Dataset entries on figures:
----------
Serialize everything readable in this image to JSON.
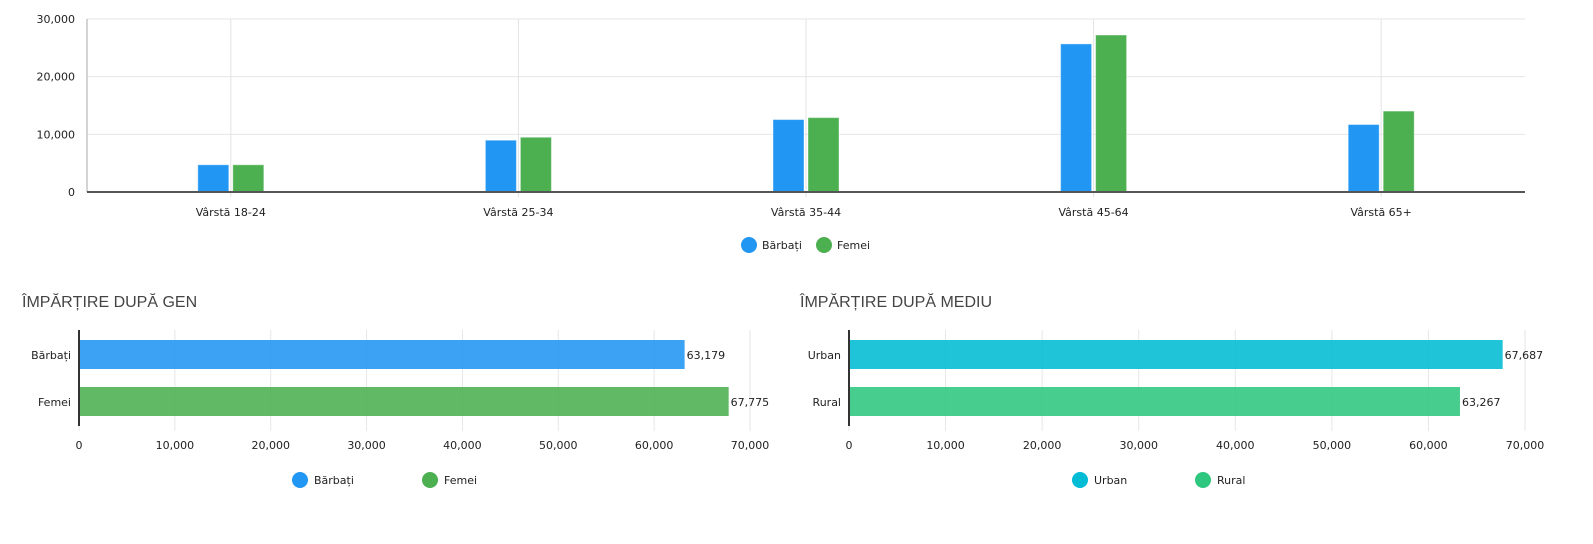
{
  "chart_data": [
    {
      "type": "bar",
      "title": "",
      "xlabel": "",
      "ylabel": "",
      "ylim": [
        0,
        30000
      ],
      "yticks": [
        "0",
        "10,000",
        "20,000",
        "30,000"
      ],
      "categories": [
        "Vârstă 18-24",
        "Vârstă 25-34",
        "Vârstă 35-44",
        "Vârstă 45-64",
        "Vârstă 65+"
      ],
      "series": [
        {
          "name": "Bărbați",
          "color": "#2196f3",
          "values": [
            4720,
            8980,
            12560,
            25680,
            11700
          ]
        },
        {
          "name": "Femei",
          "color": "#4caf50",
          "values": [
            4720,
            9490,
            12900,
            27220,
            14030
          ]
        }
      ],
      "legend": "bottom",
      "grid": true
    },
    {
      "type": "bar",
      "orientation": "horizontal",
      "title": "ÎMPĂRȚIRE DUPĂ GEN",
      "xlim": [
        0,
        70000
      ],
      "xticks": [
        "0",
        "10,000",
        "20,000",
        "30,000",
        "40,000",
        "50,000",
        "60,000",
        "70,000"
      ],
      "categories": [
        "Bărbați",
        "Femei"
      ],
      "values": [
        63179,
        67775
      ],
      "labels": [
        "63,179",
        "67,775"
      ],
      "colors": [
        "#2196f3",
        "#4caf50"
      ],
      "legend": "bottom"
    },
    {
      "type": "bar",
      "orientation": "horizontal",
      "title": "ÎMPĂRȚIRE DUPĂ MEDIU",
      "xlim": [
        0,
        70000
      ],
      "xticks": [
        "0",
        "10,000",
        "20,000",
        "30,000",
        "40,000",
        "50,000",
        "60,000",
        "70,000"
      ],
      "categories": [
        "Urban",
        "Rural"
      ],
      "values": [
        67687,
        63267
      ],
      "labels": [
        "67,687",
        "63,267"
      ],
      "colors": [
        "#00bcd4",
        "#2ec77f"
      ],
      "legend": "bottom"
    }
  ]
}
----------
• _What you have to do_
In the copy, include no pictures; restate the listing above exactly.

• _In response_
Serialize everything readable in this image to JSON.
{
  "chart_data": [
    {
      "type": "bar",
      "title": "",
      "xlabel": "",
      "ylabel": "",
      "ylim": [
        0,
        30000
      ],
      "yticks": [
        "0",
        "10,000",
        "20,000",
        "30,000"
      ],
      "categories": [
        "Vârstă 18-24",
        "Vârstă 25-34",
        "Vârstă 35-44",
        "Vârstă 45-64",
        "Vârstă 65+"
      ],
      "series": [
        {
          "name": "Bărbați",
          "color": "#2196f3",
          "values": [
            4720,
            8980,
            12560,
            25680,
            11700
          ]
        },
        {
          "name": "Femei",
          "color": "#4caf50",
          "values": [
            4720,
            9490,
            12900,
            27220,
            14030
          ]
        }
      ],
      "legend": "bottom",
      "grid": true
    },
    {
      "type": "bar",
      "orientation": "horizontal",
      "title": "ÎMPĂRȚIRE DUPĂ GEN",
      "xlim": [
        0,
        70000
      ],
      "xticks": [
        "0",
        "10,000",
        "20,000",
        "30,000",
        "40,000",
        "50,000",
        "60,000",
        "70,000"
      ],
      "categories": [
        "Bărbați",
        "Femei"
      ],
      "values": [
        63179,
        67775
      ],
      "labels": [
        "63,179",
        "67,775"
      ],
      "colors": [
        "#2196f3",
        "#4caf50"
      ],
      "legend": "bottom"
    },
    {
      "type": "bar",
      "orientation": "horizontal",
      "title": "ÎMPĂRȚIRE DUPĂ MEDIU",
      "xlim": [
        0,
        70000
      ],
      "xticks": [
        "0",
        "10,000",
        "20,000",
        "30,000",
        "40,000",
        "50,000",
        "60,000",
        "70,000"
      ],
      "categories": [
        "Urban",
        "Rural"
      ],
      "values": [
        67687,
        63267
      ],
      "labels": [
        "67,687",
        "63,267"
      ],
      "colors": [
        "#00bcd4",
        "#2ec77f"
      ],
      "legend": "bottom"
    }
  ]
}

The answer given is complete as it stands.